- **About this exercise**:
Print out each entry below exactly, please.

Document page data:
[Start of section]

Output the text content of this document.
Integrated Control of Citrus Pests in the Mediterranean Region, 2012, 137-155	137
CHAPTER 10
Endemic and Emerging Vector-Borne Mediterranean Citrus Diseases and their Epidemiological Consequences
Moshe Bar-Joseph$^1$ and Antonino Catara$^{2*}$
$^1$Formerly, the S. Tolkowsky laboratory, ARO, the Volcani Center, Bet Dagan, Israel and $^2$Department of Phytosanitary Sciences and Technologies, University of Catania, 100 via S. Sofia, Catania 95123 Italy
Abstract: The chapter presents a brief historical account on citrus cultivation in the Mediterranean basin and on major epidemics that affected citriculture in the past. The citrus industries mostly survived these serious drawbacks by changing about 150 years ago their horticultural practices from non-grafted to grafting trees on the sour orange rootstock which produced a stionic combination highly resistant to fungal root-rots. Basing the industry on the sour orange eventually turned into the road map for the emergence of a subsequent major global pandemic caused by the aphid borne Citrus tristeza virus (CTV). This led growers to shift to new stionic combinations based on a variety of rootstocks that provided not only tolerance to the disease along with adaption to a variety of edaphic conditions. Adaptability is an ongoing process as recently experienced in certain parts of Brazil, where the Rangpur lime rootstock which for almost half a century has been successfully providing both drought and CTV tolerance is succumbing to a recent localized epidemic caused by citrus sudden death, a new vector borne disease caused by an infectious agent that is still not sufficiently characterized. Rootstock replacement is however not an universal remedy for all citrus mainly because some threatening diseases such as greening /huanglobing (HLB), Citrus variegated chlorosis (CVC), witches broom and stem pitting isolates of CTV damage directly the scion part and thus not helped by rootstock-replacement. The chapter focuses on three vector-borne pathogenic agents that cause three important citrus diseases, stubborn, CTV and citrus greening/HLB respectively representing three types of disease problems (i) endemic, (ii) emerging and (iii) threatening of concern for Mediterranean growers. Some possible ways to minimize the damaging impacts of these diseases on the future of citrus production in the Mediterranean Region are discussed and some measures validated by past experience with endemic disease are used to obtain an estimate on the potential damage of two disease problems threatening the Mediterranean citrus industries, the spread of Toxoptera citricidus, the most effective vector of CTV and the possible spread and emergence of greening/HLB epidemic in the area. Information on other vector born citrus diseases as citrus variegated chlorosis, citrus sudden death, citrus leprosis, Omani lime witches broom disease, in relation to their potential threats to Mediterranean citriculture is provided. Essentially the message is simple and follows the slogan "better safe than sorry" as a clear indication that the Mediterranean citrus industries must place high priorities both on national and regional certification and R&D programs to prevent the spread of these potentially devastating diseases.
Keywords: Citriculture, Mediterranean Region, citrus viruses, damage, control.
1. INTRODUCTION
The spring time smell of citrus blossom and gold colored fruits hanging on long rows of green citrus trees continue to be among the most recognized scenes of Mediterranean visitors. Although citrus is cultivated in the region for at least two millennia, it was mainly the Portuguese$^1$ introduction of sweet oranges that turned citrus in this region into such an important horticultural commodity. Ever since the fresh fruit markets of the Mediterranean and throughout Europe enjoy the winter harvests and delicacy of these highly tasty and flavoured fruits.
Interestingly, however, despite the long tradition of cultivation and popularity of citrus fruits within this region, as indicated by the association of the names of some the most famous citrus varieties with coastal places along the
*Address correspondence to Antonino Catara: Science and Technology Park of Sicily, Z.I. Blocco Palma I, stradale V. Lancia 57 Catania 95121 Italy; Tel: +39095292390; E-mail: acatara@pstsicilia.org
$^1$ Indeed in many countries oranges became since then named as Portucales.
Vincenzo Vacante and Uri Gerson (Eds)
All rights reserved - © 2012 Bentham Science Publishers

[End of section]

- **Worked solution**:
Output the text content of this document.
Integrated Control of Citrus Pests in the Mediterranean Region, 2012, 137-155	137
CHAPTER 10
Endemic and Emerging Vector-Borne Mediterranean Citrus Diseases and their Epidemiological Consequences
Moshe Bar-Joseph$^1$ and Antonino Catara$^{2*}$
$^1$Formerly, the S. Tolkowsky laboratory, ARO, the Volcani Center, Bet Dagan, Israel and $^2$Department of Phytosanitary Sciences and Technologies, University of Catania, 100 via S. Sofia, Catania 95123 Italy
Abstract: The chapter presents a brief historical account on citrus cultivation in the Mediterranean basin and on major epidemics that affected citriculture in the past. The citrus industries mostly survived these serious drawbacks by changing about 150 years ago their horticultural practices from non-grafted to grafting trees on the sour orange rootstock which produced a stionic combination highly resistant to fungal root-rots. Basing the industry on the sour orange eventually turned into the road map for the emergence of a subsequent major global pandemic caused by the aphid borne Citrus tristeza virus (CTV). This led growers to shift to new stionic combinations based on a variety of rootstocks that provided not only tolerance to the disease along with adaption to a variety of edaphic conditions. Adaptability is an ongoing process as recently experienced in certain parts of Brazil, where the Rangpur lime rootstock which for almost half a century has been successfully providing both drought and CTV tolerance is succumbing to a recent localized epidemic caused by citrus sudden death, a new vector borne disease caused by an infectious agent that is still not sufficiently characterized. Rootstock replacement is however not an universal remedy for all citrus mainly because some threatening diseases such as greening /huanglobing (HLB), Citrus variegated chlorosis (CVC), witches broom and stem pitting isolates of CTV damage directly the scion part and thus not helped by rootstock-replacement. The chapter focuses on three vector-borne pathogenic agents that cause three important citrus diseases, stubborn, CTV and citrus greening/HLB respectively representing three types of disease problems (i) endemic, (ii) emerging and (iii) threatening of concern for Mediterranean growers. Some possible ways to minimize the damaging impacts of these diseases on the future of citrus production in the Mediterranean Region are discussed and some measures validated by past experience with endemic disease are used to obtain an estimate on the potential damage of two disease problems threatening the Mediterranean citrus industries, the spread of Toxoptera citricidus, the most effective vector of CTV and the possible spread and emergence of greening/HLB epidemic in the area. Information on other vector born citrus diseases as citrus variegated chlorosis, citrus sudden death, citrus leprosis, Omani lime witches broom disease, in relation to their potential threats to Mediterranean citriculture is provided. Essentially the message is simple and follows the slogan "better safe than sorry" as a clear indication that the Mediterranean citrus industries must place high priorities both on national and regional certification and R&D programs to prevent the spread of these potentially devastating diseases.
Keywords: Citriculture, Mediterranean Region, citrus viruses, damage, control.
1. INTRODUCTION
The spring time smell of citrus blossom and gold colored fruits hanging on long rows of green citrus trees continue to be among the most recognized scenes of Mediterranean visitors. Although citrus is cultivated in the region for at least two millennia, it was mainly the Portuguese$^1$ introduction of sweet oranges that turned citrus in this region into such an important horticultural commodity. Ever since the fresh fruit markets of the Mediterranean and throughout Europe enjoy the winter harvests and delicacy of these highly tasty and flavoured fruits.
Interestingly, however, despite the long tradition of cultivation and popularity of citrus fruits within this region, as indicated by the association of the names of some the most famous citrus varieties with coastal places along the
*Address correspondence to Antonino Catara: Science and Technology Park of Sicily, Z.I. Blocco Palma I, stradale V. Lancia 57 Catania 95121 Italy; Tel: +39095292390; E-mail: acatara@pstsicilia.org
$^1$ Indeed in many countries oranges became since then named as Portucales.
Vincenzo Vacante and Uri Gerson (Eds)
All rights reserved - © 2012 Bentham Science Publishers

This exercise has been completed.